PAGE
Le chemin longe ensuite un petit cimetière et débouche sur l’esplanade herbeuse où se dresse la chapelle Ste Catherine qui marque la fin de notre pèlerinage. Devant celle-ci et de part et d'autre de son portail se trouvent les dernières statues : celles de St Blaise, St Érasme et St Gilles, mais aussi de St Antoine de Padoue.

 

St Blaise († 316, fête le 3 février) était médecin lorsqu’il fut choisi comme évêque de Sébaste, en Arménie. Il vivait dans une caverne et guérissait les hommes et les bêtes sauvages. C’est ainsi que le gouverneur de Cappadoce, en quête de fauves pou les jeux du cirque, le remarqua et le fit arrêter. On voulut noyer Blaise dans un étang mais il marcha sur l’eau. Il fut décapité, en 316. Auparavant, il avait libéré un enfant d’une arête de poisson dans la gorge.

DONNÉES ENREGISTRÉES
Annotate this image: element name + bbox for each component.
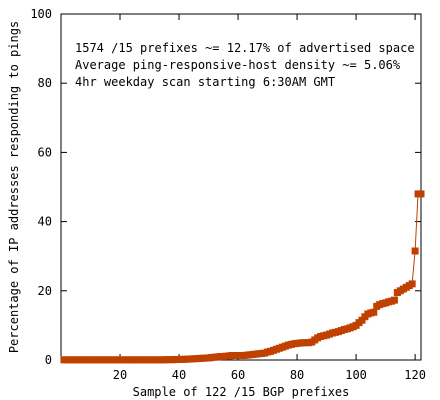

CONSIGNES DE L'EXERCICE
1. Restituez à l'identique le passage du texte sur la chapelle Ste Catherine qui commence par « Le chemin longe » et se poursuit jusqu'à « Antoine de Padoue. ».
2. Traduisez en anglais la phrase suivante du texte sur la chapelle Ste Catherine : « Il vivait dans une caverne et guérissait les hommes et les bêtes sauvages. »

RÉPONSES FINALES
1.
Le chemin longe ensuite un petit cimetière et débouche sur l’esplanade herbeuse où se dresse la chapelle Ste Catherine qui marque la fin de notre pèlerinage. Devant celle-ci et de part et d'autre de son portail se trouvent les dernières statues : celles de St Blaise, St Érasme et St Gilles, mais aussi de St Antoine de Padoue.

2. He lived in a cave and healed people and wild beasts.